## WORK TO BE COMPLETED:
Extract every line that contains the string "περὶ".

++++++++++

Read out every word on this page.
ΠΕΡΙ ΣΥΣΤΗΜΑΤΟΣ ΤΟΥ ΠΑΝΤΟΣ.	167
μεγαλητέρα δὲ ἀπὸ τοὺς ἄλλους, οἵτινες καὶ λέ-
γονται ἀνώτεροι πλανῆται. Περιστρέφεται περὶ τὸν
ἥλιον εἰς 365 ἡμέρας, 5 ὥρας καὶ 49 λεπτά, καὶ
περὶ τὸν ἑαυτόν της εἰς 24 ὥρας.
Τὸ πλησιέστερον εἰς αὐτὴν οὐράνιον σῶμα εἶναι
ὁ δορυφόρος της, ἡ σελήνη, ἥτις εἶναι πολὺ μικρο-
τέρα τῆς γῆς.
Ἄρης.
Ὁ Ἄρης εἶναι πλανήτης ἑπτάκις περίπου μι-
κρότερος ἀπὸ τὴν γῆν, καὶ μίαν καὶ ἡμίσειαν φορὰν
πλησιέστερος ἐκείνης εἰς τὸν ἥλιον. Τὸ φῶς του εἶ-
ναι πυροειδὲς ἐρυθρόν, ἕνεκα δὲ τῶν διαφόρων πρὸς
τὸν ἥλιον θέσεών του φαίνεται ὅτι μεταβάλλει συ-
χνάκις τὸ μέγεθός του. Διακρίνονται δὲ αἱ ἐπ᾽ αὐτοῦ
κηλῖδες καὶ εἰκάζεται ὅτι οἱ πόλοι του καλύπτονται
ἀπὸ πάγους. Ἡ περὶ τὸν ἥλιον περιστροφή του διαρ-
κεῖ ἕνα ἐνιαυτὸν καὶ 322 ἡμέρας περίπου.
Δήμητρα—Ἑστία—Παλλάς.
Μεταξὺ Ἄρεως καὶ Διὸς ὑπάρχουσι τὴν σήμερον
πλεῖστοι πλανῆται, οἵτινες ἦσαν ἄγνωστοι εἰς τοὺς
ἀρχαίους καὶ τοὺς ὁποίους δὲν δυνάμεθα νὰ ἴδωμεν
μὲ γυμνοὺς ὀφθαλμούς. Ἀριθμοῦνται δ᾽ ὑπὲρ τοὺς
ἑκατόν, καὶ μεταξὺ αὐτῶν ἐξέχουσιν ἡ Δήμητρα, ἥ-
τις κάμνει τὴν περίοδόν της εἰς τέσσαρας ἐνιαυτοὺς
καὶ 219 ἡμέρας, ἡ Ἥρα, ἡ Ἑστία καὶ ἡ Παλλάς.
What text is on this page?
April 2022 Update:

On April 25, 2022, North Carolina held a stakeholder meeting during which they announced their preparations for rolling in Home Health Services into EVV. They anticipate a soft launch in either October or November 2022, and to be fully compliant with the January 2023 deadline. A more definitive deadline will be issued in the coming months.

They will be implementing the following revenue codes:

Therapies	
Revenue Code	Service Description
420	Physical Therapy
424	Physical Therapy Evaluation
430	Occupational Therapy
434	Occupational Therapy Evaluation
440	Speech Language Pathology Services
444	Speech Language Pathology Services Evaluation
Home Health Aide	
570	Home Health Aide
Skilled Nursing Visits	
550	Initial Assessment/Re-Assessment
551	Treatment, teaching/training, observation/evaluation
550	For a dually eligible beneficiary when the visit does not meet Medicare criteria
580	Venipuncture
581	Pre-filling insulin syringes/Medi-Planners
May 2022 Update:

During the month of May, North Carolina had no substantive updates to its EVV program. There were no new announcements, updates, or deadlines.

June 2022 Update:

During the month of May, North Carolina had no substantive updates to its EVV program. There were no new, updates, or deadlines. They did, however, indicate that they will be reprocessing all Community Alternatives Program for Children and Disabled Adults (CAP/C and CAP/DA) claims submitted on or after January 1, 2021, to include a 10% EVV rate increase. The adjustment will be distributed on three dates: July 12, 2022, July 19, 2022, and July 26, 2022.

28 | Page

++++++++++

## RESPONSE TO THIS TASK:
γονται ἀνώτεροι πλανῆται. Περιστρέφεται περὶ τὸν
περὶ τὸν ἑαυτόν της εἰς 24 ὥρας.
ἀπὸ πάγους. Ἡ περὶ τὸν ἥλιον περιστροφή του διαρ-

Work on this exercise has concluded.